■ **WORK TO COMPLETE**
In the listing below, find every line with the string "działania" and pull it out.

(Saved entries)

**********

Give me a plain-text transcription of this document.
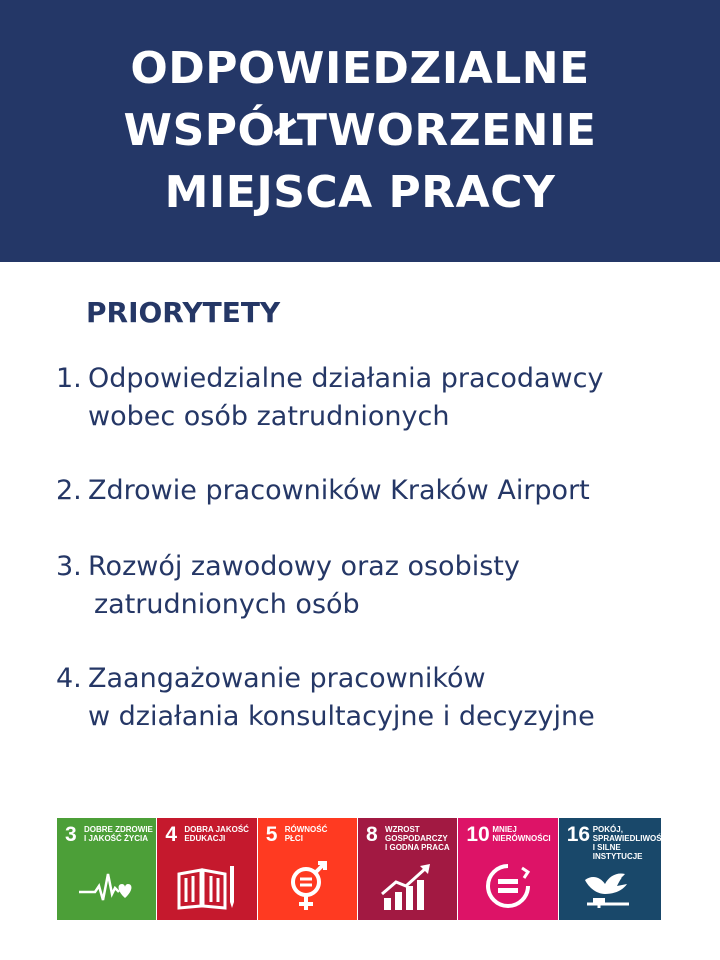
ODPOWIEDZIALNE
WSPÓŁTWORZENIE
MIEJSCA PRACY
PRIORYTETY
1. Odpowiedzialne działania pracodawcy
wobec osób zatrudnionych
2. Zdrowie pracowników Kraków Airport
3. Rozwój zawodowy oraz osobisty
zatrudnionych osób
4. Zaangażowanie pracowników
w działania konsultacyjne i decyzyjne
3 DOBRE ZDROWIE
I JAKOŚĆ ŻYCIA 4 DOBRA JAKOŚĆ
EDUKACJI	5 RÓWNOŚĆ
PŁCI	8 WZROST
GOSPODARCZY
I GODNA PRACA
10 MNIEJ
NIERÓWNOŚCI 16 POKÓJ,
SPRAWIEDLIWOŚĆ
I SILNE INSTYTUCJE
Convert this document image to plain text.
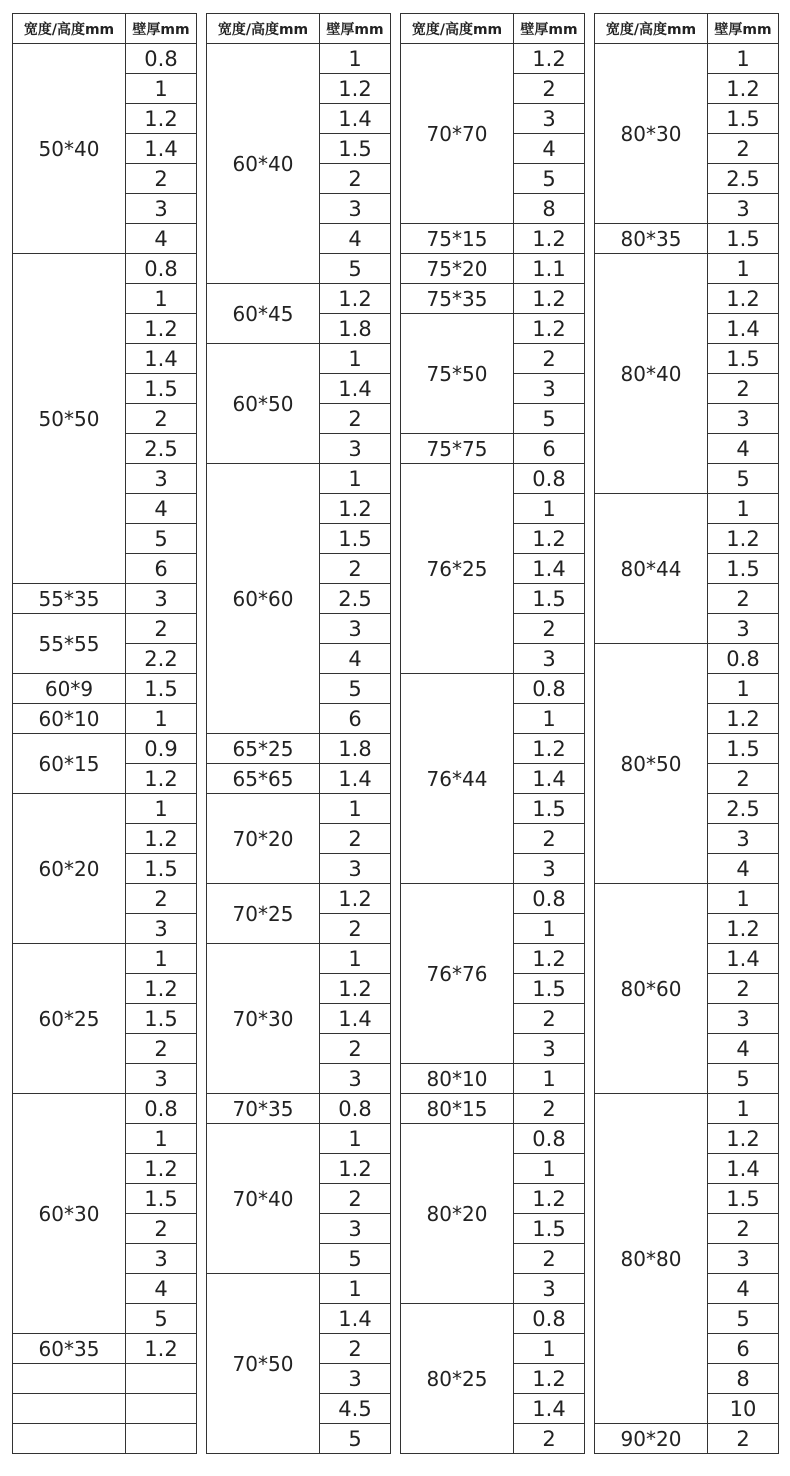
宽度/高度mm	壁厚mm
50*40
0.8
1
1.2
1.4
2
3
4
50*50
0.8
1
1.2
1.4
1.5
2
2.5
3
4
5
6
55*35	3
55*55
2
2.2
60*9	1.5
60*10	1
60*15
0.9
1.2
60*20
1
1.2
1.5
2
3
60*25
1
1.2
1.5
2
3
60*30
0.8
1
1.2
1.5
2
3
4
5
60*35	1.2
宽度/高度mm	壁厚mm
60*40
1
1.2
1.4
1.5
2
3
4
5
60*45
1.2
1.8
60*50
1
1.4
2
3
60*60
1
1.2
1.5
2
2.5
3
4
5
6
65*25	1.8
65*65	1.4
70*20
1
2
3
70*25
1.2
2
70*30
1
1.2
1.4
2
3
70*35	0.8
70*40
1
1.2
2
3
5
70*50
1
1.4
2
3
4.5
5
宽度/高度mm	壁厚mm
70*70
1.2
2
3
4
5
8
75*15	1.2
75*20	1.1
75*35	1.2
75*50
1.2
2
3
5
75*75	6
76*25
0.8
1
1.2
1.4
1.5
2
3
76*44
0.8
1
1.2
1.4
1.5
2
3
76*76
0.8
1
1.2
1.5
2
3
80*10	1
80*15	2
80*20
0.8
1
1.2
1.5
2
3
80*25
0.8
1
1.2
1.4
2
宽度/高度mm	壁厚mm
80*30
1
1.2
1.5
2
2.5
3
80*35	1.5
80*40
1
1.2
1.4
1.5
2
3
4
5
80*44
1
1.2
1.5
2
3
80*50
0.8
1
1.2
1.5
2
2.5
3
4
80*60
1
1.2
1.4
2
3
4
5
80*80
1
1.2
1.4
1.5
2
3
4
5
6
8
10
90*20	2
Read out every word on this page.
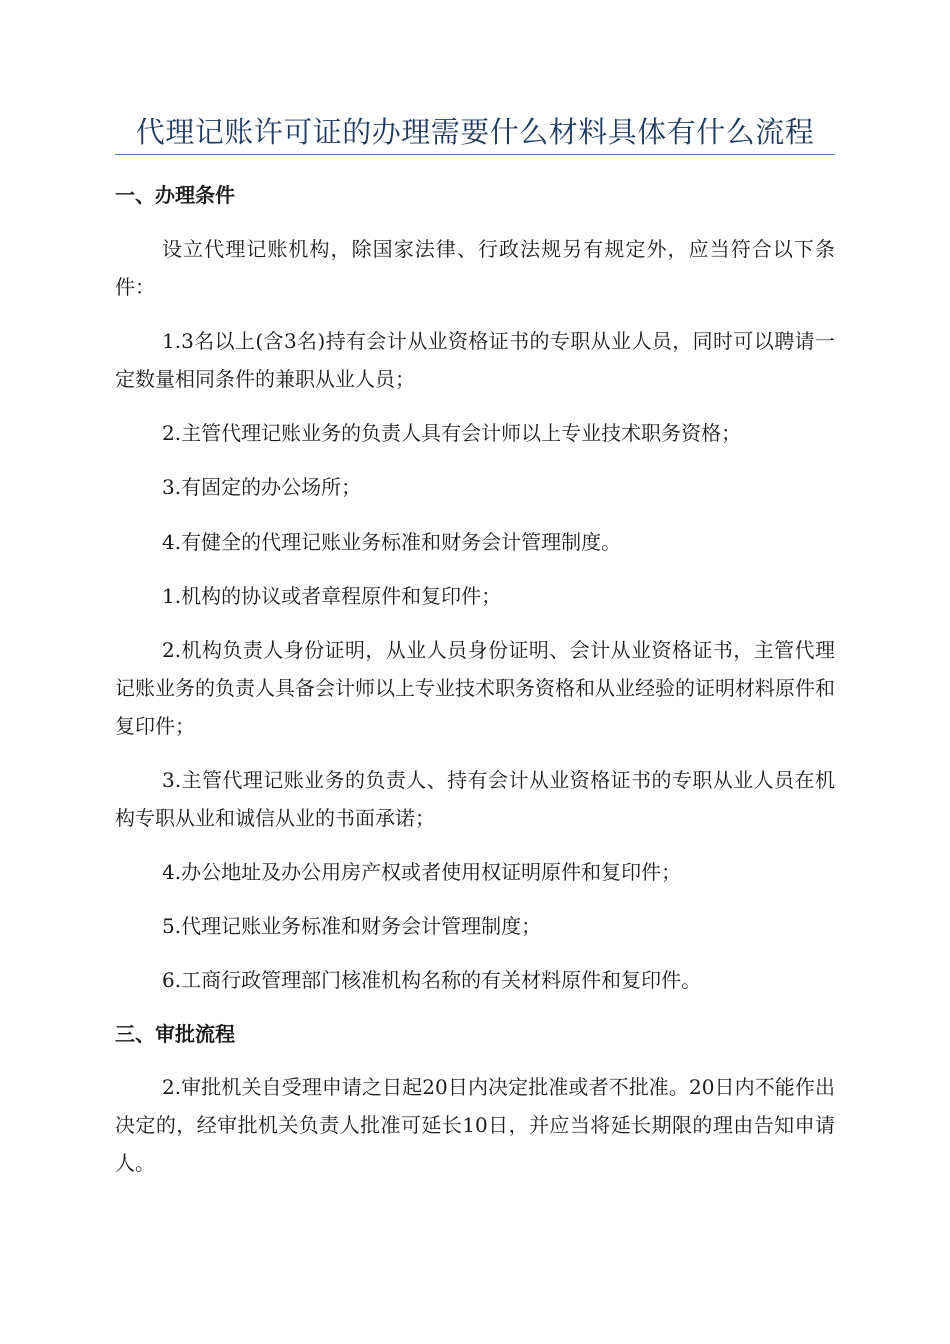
代理记账许可证的办理需要什么材料具体有什么流程
一、办理条件

设立代理记账机构，除国家法律、行政法规另有规定外，应当符合以下条件：

1.3名以上(含3名)持有会计从业资格证书的专职从业人员，同时可以聘请一定数量相同条件的兼职从业人员；

2.主管代理记账业务的负责人具有会计师以上专业技术职务资格；

3.有固定的办公场所；

4.有健全的代理记账业务标准和财务会计管理制度。

1.机构的协议或者章程原件和复印件；

2.机构负责人身份证明，从业人员身份证明、会计从业资格证书，主管代理记账业务的负责人具备会计师以上专业技术职务资格和从业经验的证明材料原件和复印件；

3.主管代理记账业务的负责人、持有会计从业资格证书的专职从业人员在机构专职从业和诚信从业的书面承诺；

4.办公地址及办公用房产权或者使用权证明原件和复印件；

5.代理记账业务标准和财务会计管理制度；

6.工商行政管理部门核准机构名称的有关材料原件和复印件。

三、审批流程

2.审批机关自受理申请之日起20日内决定批准或者不批准。20日内不能作出决定的，经审批机关负责人批准可延长10日，并应当将延长期限的理由告知申请人。
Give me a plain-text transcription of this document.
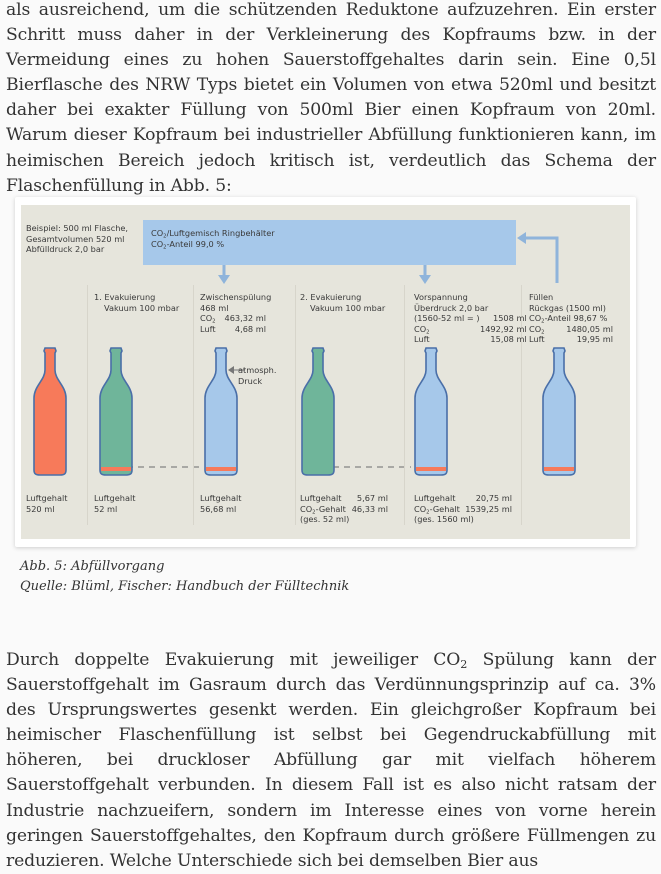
als ausreichend, um die schützenden Reduktone aufzuzehren. Ein erster Schritt muss daher in der Verkleinerung des Kopfraums bzw. in der Vermeidung eines zu hohen Sauerstoffgehaltes darin sein. Eine 0,5l Bierflasche des NRW Typs bietet ein Volumen von etwa 520ml und besitzt daher bei exakter Füllung von 500ml Bier einen Kopfraum von 20ml. Warum dieser Kopfraum bei industrieller Abfüllung funktionieren kann, im heimischen Bereich jedoch kritisch ist, verdeutlich das Schema der Flaschenfüllung in Abb. 5:

Beispiel: 500 ml Flasche,
Gesamtvolumen 520 ml
Abfülldruck 2,0 bar
$CO_2$/Luftgemisch Ringbehälter
$CO_2$-Anteil 99,0 %
1. Evakuierung
Vakuum 100 mbar
Zwischenspülung
468 ml
$CO_2$	463,32 ml
Luft	4,68 ml
2. Evakuierung
Vakuum 100 mbar
Vorspannung
Überdruck 2,0 bar
(1560-52 ml = )	1508 ml
$CO_2$	1492,92 ml
Luft	15,08 ml
Füllen
Rückgas (1500 ml)
$CO_2$-Anteil 98,67 %
$CO_2$	1480,05 ml
Luft	19,95 ml
atmosph.
Druck
Luftgehalt
520 ml
Luftgehalt
52 ml
Luftgehalt
56,68 ml
Luftgehalt	5,67 ml
$CO_2$-Gehalt	46,33 ml
(ges. 52 ml)	
Luftgehalt	20,75 ml
$CO_2$-Gehalt	1539,25 ml
(ges. 1560 ml)	
Abb. 5: Abfüllvorgang
Quelle: Blüml, Fischer: Handbuch der Fülltechnik

Durch doppelte Evakuierung mit jeweiliger $CO_2$ Spülung kann der Sauerstoffgehalt im Gasraum durch das Verdünnungsprinzip auf ca. 3% des Ursprungswertes gesenkt werden. Ein gleichgroßer Kopfraum bei heimischer Flaschenfüllung ist selbst bei Gegendruckabfüllung mit höheren, bei druckloser Abfüllung gar mit vielfach höherem Sauerstoffgehalt verbunden. In diesem Fall ist es also nicht ratsam der Industrie nachzueifern, sondern im Interesse eines von vorne herein geringen Sauerstoffgehaltes, den Kopfraum durch größere Füllmengen zu reduzieren. Welche Unterschiede sich bei demselben Bier aus
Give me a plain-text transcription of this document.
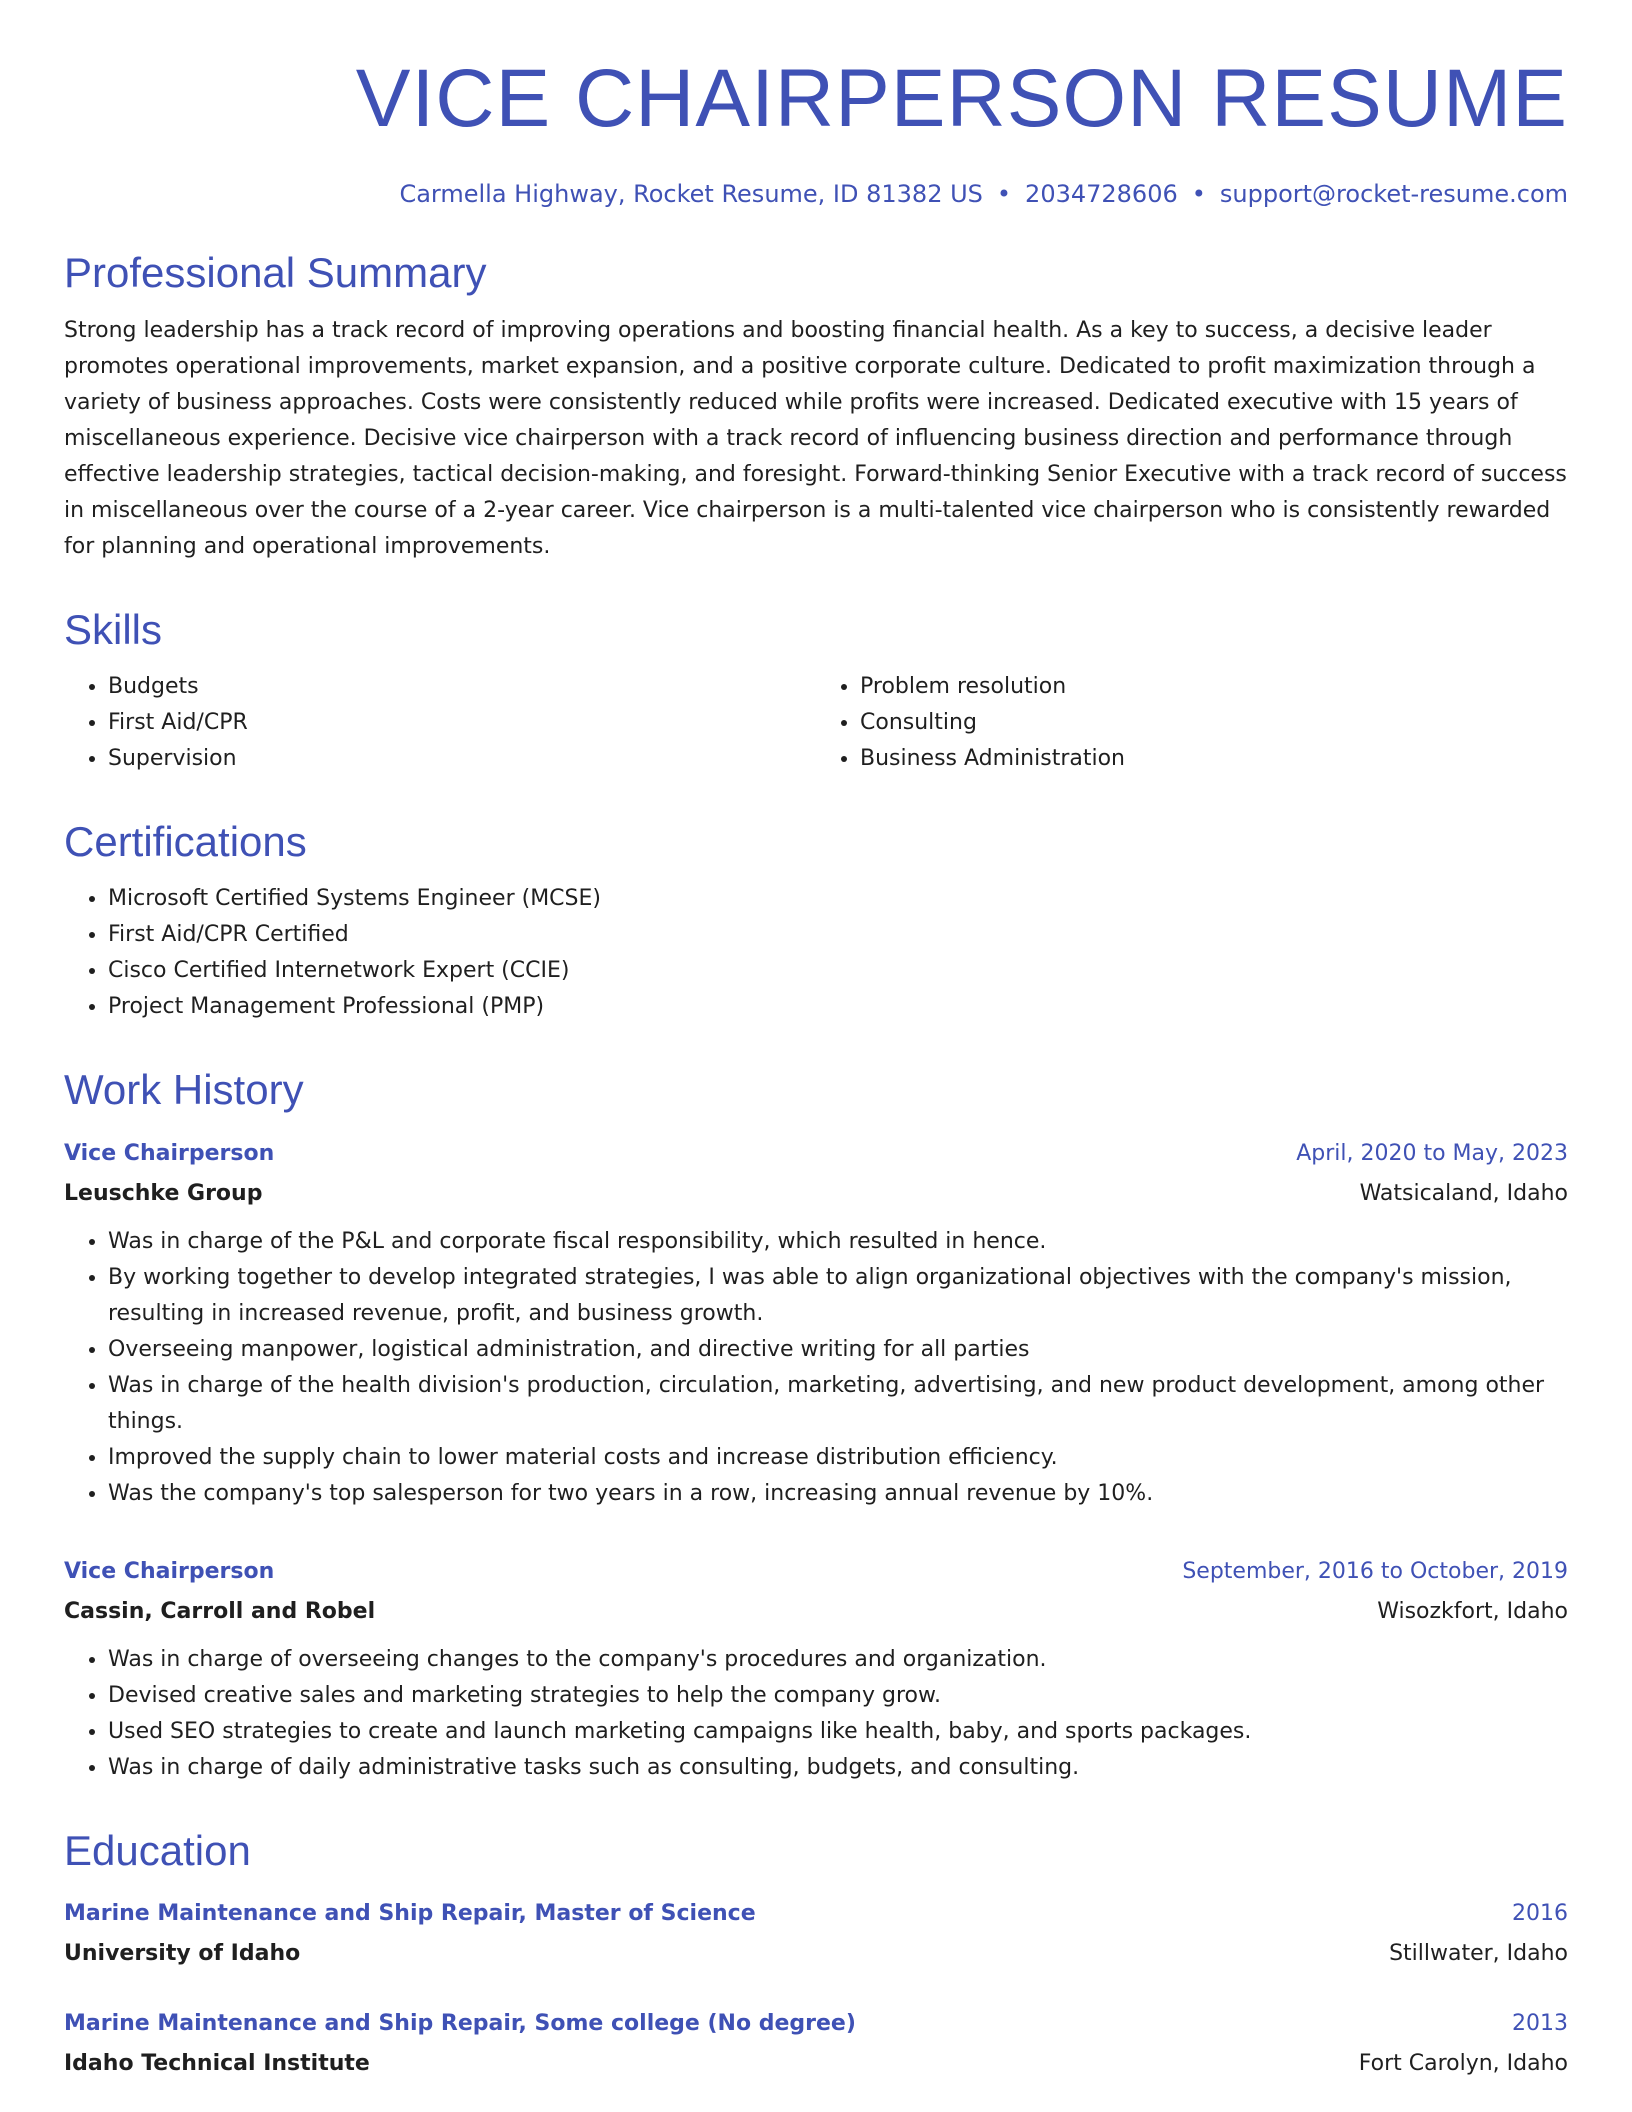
VICE CHAIRPERSON RESUME
Carmella Highway, Rocket Resume, ID 81382 US • 2034728606 • support@rocket-resume.com
Professional Summary
Strong leadership has a track record of improving operations and boosting financial health. As a key to success, a decisive leader promotes operational improvements, market expansion, and a positive corporate culture. Dedicated to profit maximization through a variety of business approaches. Costs were consistently reduced while profits were increased. Dedicated executive with 15 years of miscellaneous experience. Decisive vice chairperson with a track record of influencing business direction and performance through effective leadership strategies, tactical decision-making, and foresight. Forward-thinking Senior Executive with a track record of success in miscellaneous over the course of a 2-year career. Vice chairperson is a multi-talented vice chairperson who is consistently rewarded for planning and operational improvements.
Skills
• Budgets
• First Aid/CPR
• Supervision
• Problem resolution
• Consulting
• Business Administration
Certifications
• Microsoft Certified Systems Engineer (MCSE)
• First Aid/CPR Certified
• Cisco Certified Internetwork Expert (CCIE)
• Project Management Professional (PMP)
Work History
Vice Chairperson	April, 2020 to May, 2023
Leuschke Group	Watsicaland, Idaho
• Was in charge of the P&L and corporate fiscal responsibility, which resulted in hence.
• By working together to develop integrated strategies, I was able to align organizational objectives with the company's mission, resulting in increased revenue, profit, and business growth.
• Overseeing manpower, logistical administration, and directive writing for all parties
• Was in charge of the health division's production, circulation, marketing, advertising, and new product development, among other things.
• Improved the supply chain to lower material costs and increase distribution efficiency.
• Was the company's top salesperson for two years in a row, increasing annual revenue by 10%.
Vice Chairperson	September, 2016 to October, 2019
Cassin, Carroll and Robel	Wisozkfort, Idaho
• Was in charge of overseeing changes to the company's procedures and organization.
• Devised creative sales and marketing strategies to help the company grow.
• Used SEO strategies to create and launch marketing campaigns like health, baby, and sports packages.
• Was in charge of daily administrative tasks such as consulting, budgets, and consulting.
Education
Marine Maintenance and Ship Repair, Master of Science	2016
University of Idaho	Stillwater, Idaho
Marine Maintenance and Ship Repair, Some college (No degree)	2013
Idaho Technical Institute	Fort Carolyn, Idaho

**********

■ **ANSWER TO THE TASK**
1. Odpowiedzialne działania pracodawcy
w działania konsultacyjne i decyzyjne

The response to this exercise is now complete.